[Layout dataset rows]

◆ ◆ ◆ ◆ ◆ ◆ ◆

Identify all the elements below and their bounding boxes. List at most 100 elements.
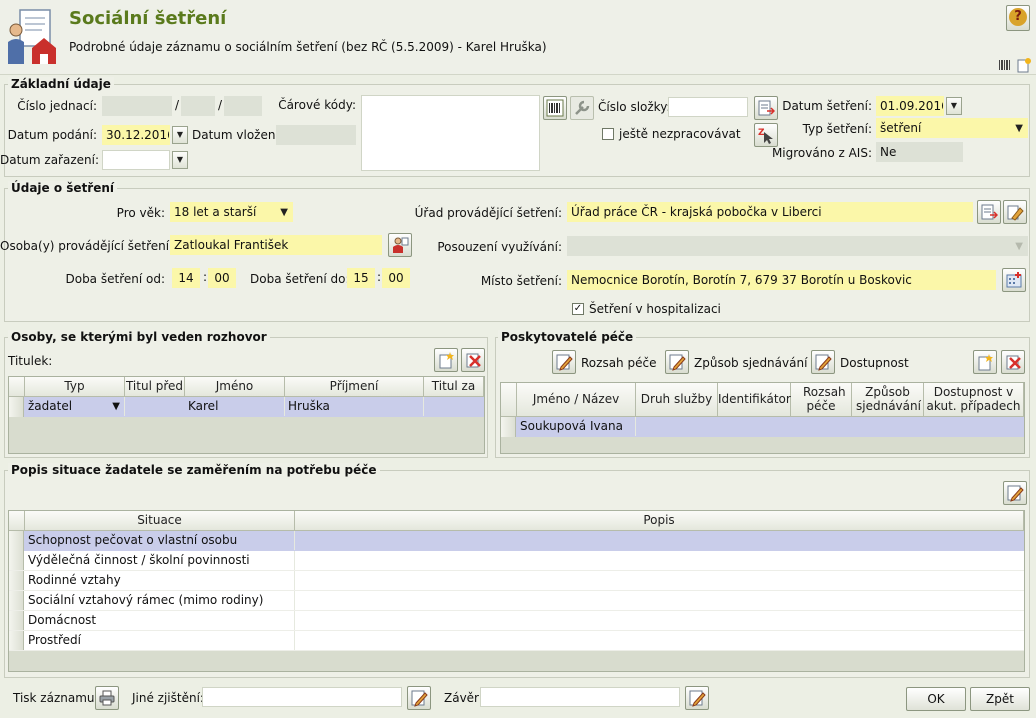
providers-col-druh[interactable]: Druh služby: [636, 383, 718, 417]
row-header[interactable]: [9, 631, 24, 650]
table-row[interactable]: Rodinné vztahy: [9, 571, 1024, 591]
doba-od-colon: :: [203, 270, 208, 284]
persons-cell-typ[interactable]: žadatel ▼: [25, 397, 125, 416]
table-row[interactable]: Domácnost: [9, 611, 1024, 631]
cislo-slozky-field[interactable]: [668, 97, 748, 117]
persons-col-typ[interactable]: Typ: [25, 377, 125, 397]
edit-note-icon: [689, 690, 706, 707]
situation-cell-situace[interactable]: Domácnost: [25, 611, 295, 630]
persons-table-corner: [9, 377, 25, 397]
urad-list-button[interactable]: [977, 200, 1001, 224]
titulek-label: Titulek:: [8, 354, 53, 368]
jine-zjisteni-edit-button[interactable]: [407, 686, 431, 710]
typ-setreni-select[interactable]: šetření ▼: [876, 118, 1028, 138]
cislo-jednaci-field-3[interactable]: [224, 96, 262, 116]
cislo-jednaci-field-1[interactable]: [102, 96, 172, 116]
table-row[interactable]: Prostředí: [9, 631, 1024, 651]
situation-col-popis[interactable]: Popis: [295, 511, 1024, 531]
rozsah-button[interactable]: [552, 350, 576, 374]
persons-add-button[interactable]: [434, 348, 458, 372]
osoby-provadejici-field[interactable]: Zatloukal František: [170, 235, 382, 255]
persons-col-jmeno[interactable]: Jméno: [185, 377, 285, 397]
row-header[interactable]: [9, 551, 24, 570]
providers-col-jmeno[interactable]: Jméno / Název: [517, 383, 636, 417]
datum-zarazeni-dropdown[interactable]: ▼: [172, 151, 188, 169]
situation-table: Situace Popis Schopnost pečovat o vlastn…: [8, 510, 1025, 672]
misto-field[interactable]: Nemocnice Borotín, Borotín 7, 679 37 Bor…: [567, 270, 996, 290]
datum-setreni-dropdown[interactable]: ▼: [946, 97, 962, 115]
datum-zarazeni-label: Datum zařazení:: [0, 153, 100, 167]
help-button[interactable]: ?: [1006, 5, 1030, 31]
row-header[interactable]: [9, 611, 24, 630]
table-row[interactable]: Sociální vztahový rámec (mimo rodiny): [9, 591, 1024, 611]
print-button[interactable]: [95, 686, 119, 710]
jine-zjisteni-field[interactable]: [202, 687, 402, 707]
providers-add-button[interactable]: [973, 350, 997, 374]
zaver-field[interactable]: [480, 687, 680, 707]
hospitalizace-checkbox[interactable]: ✓: [572, 303, 584, 315]
table-row[interactable]: Schopnost pečovat o vlastní osobu: [9, 531, 1024, 551]
datum-podani-field[interactable]: 30.12.2016: [102, 125, 170, 145]
situation-cell-situace[interactable]: Schopnost pečovat o vlastní osobu: [25, 531, 295, 550]
zpusob-button[interactable]: [665, 350, 689, 374]
persons-cell-jmeno[interactable]: Karel: [185, 397, 285, 416]
cislo-jednaci-sep-1: /: [175, 98, 180, 112]
persons-delete-button[interactable]: [461, 348, 485, 372]
persons-col-prijmeni[interactable]: Příjmení: [285, 377, 424, 397]
providers-col-identifikator[interactable]: Identifikátor: [718, 383, 791, 417]
datum-vlozeni-field: [276, 125, 356, 145]
persons-col-titul-za[interactable]: Titul za: [424, 377, 484, 397]
migrovano-field: Ne: [876, 142, 963, 162]
urad-clear-button[interactable]: [1003, 200, 1027, 224]
doba-do-hours[interactable]: 15: [347, 268, 375, 288]
doba-od-hours[interactable]: 14: [172, 268, 200, 288]
persons-cell-prijmeni[interactable]: Hruška: [285, 397, 424, 416]
barcode-button[interactable]: [543, 96, 567, 120]
cislo-jednaci-sep-2: /: [218, 98, 223, 112]
situation-cell-situace[interactable]: Prostředí: [25, 631, 295, 650]
carove-kody-field[interactable]: [361, 95, 540, 171]
table-row[interactable]: žadatel ▼ Karel Hruška: [9, 397, 484, 417]
cislo-jednaci-field-2[interactable]: [181, 96, 215, 116]
nezpracovavat-checkbox[interactable]: [602, 128, 614, 140]
situation-table-corner: [9, 511, 25, 531]
providers-col-rozsah[interactable]: Rozsah péče: [791, 383, 852, 417]
table-row[interactable]: Výdělečná činnost / školní povinnosti: [9, 551, 1024, 571]
zaver-edit-button[interactable]: [685, 686, 709, 710]
row-header[interactable]: [9, 397, 24, 417]
row-header[interactable]: [501, 417, 516, 437]
ok-button[interactable]: OK: [906, 687, 966, 711]
persons-typ-value: žadatel: [28, 399, 73, 413]
wrench-button[interactable]: [570, 96, 594, 120]
providers-col-dostupnost[interactable]: Dostupnost v akut. případech: [924, 383, 1024, 417]
row-header[interactable]: [9, 531, 24, 551]
wrench-icon: [575, 100, 590, 115]
providers-cell-jmeno[interactable]: Soukupová Ivana: [517, 417, 636, 436]
providers-col-zpusob[interactable]: Způsob sjednávání: [852, 383, 924, 417]
situation-cell-situace[interactable]: Sociální vztahový rámec (mimo rodiny): [25, 591, 295, 610]
persons-col-titul-pred[interactable]: Titul před: [125, 377, 185, 397]
urad-field[interactable]: Úřad práce ČR - krajská pobočka v Liberc…: [567, 202, 973, 222]
zaver-label: Závěr:: [444, 691, 483, 705]
situation-cell-situace[interactable]: Výdělečná činnost / školní povinnosti: [25, 551, 295, 570]
providers-delete-button[interactable]: [1001, 350, 1025, 374]
investigation-title: Údaje o šetření: [8, 181, 118, 195]
row-header[interactable]: [9, 571, 24, 590]
datum-zarazeni-field[interactable]: [102, 150, 170, 170]
dostupnost-button[interactable]: [811, 350, 835, 374]
doba-od-minutes[interactable]: 00: [208, 268, 236, 288]
barcode-small-icon[interactable]: [998, 58, 1012, 72]
zpet-button[interactable]: Zpět: [970, 687, 1030, 711]
row-header[interactable]: [9, 591, 24, 610]
new-record-icon: [439, 352, 454, 369]
pro-vek-select[interactable]: 18 let a starší ▼: [170, 202, 293, 222]
datum-setreni-field[interactable]: 01.09.2016: [876, 96, 944, 116]
misto-hospital-button[interactable]: [1002, 268, 1026, 292]
typ-setreni-value: šetření: [880, 121, 922, 135]
table-row[interactable]: Soukupová Ivana: [501, 417, 1024, 437]
situation-edit-button[interactable]: [1003, 481, 1027, 505]
situation-col-situace[interactable]: Situace: [25, 511, 295, 531]
situation-cell-situace[interactable]: Rodinné vztahy: [25, 571, 295, 590]
datum-podani-dropdown[interactable]: ▼: [172, 126, 188, 144]
new-record-small-icon[interactable]: [1016, 57, 1032, 73]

◆ ◆ ◆ ◆ ◆ ◆ ◆

TASK DETAILS:
Retype the rows from the line containing "383, 718, 417]" down to the line containing "doba-od-colon: :: [203, 270, 208, 284]", both included, with no changes.

EXERCISE SOLUTION:
providers-col-druh[interactable]: Druh služby: [636, 383, 718, 417]
row-header[interactable]: [9, 631, 24, 650]
table-row[interactable]: Rodinné vztahy: [9, 571, 1024, 591]
doba-od-colon: :: [203, 270, 208, 284]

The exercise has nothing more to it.